Short exercise
Return all entries word for word, but drop any images.

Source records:
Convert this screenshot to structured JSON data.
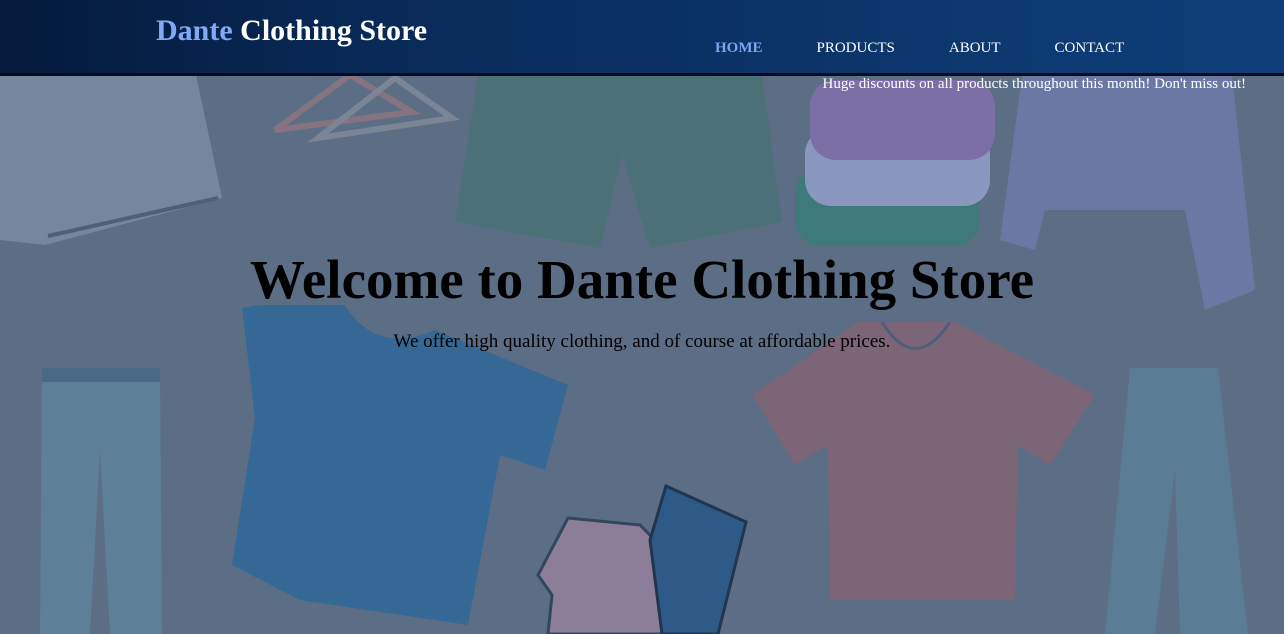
{
  "brand": {
    "accent_word": "Dante",
    "rest": " Clothing Store"
  },
  "nav": [
    {
      "label": "HOME",
      "active": true
    },
    {
      "label": "PRODUCTS",
      "active": false
    },
    {
      "label": "ABOUT",
      "active": false
    },
    {
      "label": "CONTACT",
      "active": false
    }
  ],
  "notice": "Huge discounts on all products throughout this month! Don't miss out!",
  "hero": {
    "title": "Welcome to Dante Clothing Store",
    "subtitle": "We offer high quality clothing, and of course at affordable prices."
  },
  "colors": {
    "header_start": "#041a3c",
    "header_end": "#0e3f7a",
    "accent": "#7fa8f5",
    "background": "#5b6e86"
  },
  "background_items": [
    "hanger",
    "shirt-folded",
    "shorts",
    "sweater-stack",
    "cardigan",
    "jeans",
    "tshirt-blue",
    "tshirt-pink",
    "polo-shirt",
    "jeans-folded"
  ]
}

The completed task
Convert this screenshot to structured JSON data.
{
  "brand": {
    "accent_word": "Dante",
    "rest": " Clothing Store"
  },
  "nav": [
    {
      "label": "HOME",
      "active": true
    },
    {
      "label": "PRODUCTS",
      "active": false
    },
    {
      "label": "ABOUT",
      "active": false
    },
    {
      "label": "CONTACT",
      "active": false
    }
  ],
  "notice": "Huge discounts on all products throughout this month! Don't miss out!",
  "hero": {
    "title": "Welcome to Dante Clothing Store",
    "subtitle": "We offer high quality clothing, and of course at affordable prices."
  },
  "colors": {
    "header_start": "#041a3c",
    "header_end": "#0e3f7a",
    "accent": "#7fa8f5",
    "background": "#5b6e86"
  },
  "background_items": [
    "hanger",
    "shirt-folded",
    "shorts",
    "sweater-stack",
    "cardigan",
    "jeans",
    "tshirt-blue",
    "tshirt-pink",
    "polo-shirt",
    "jeans-folded"
  ]
}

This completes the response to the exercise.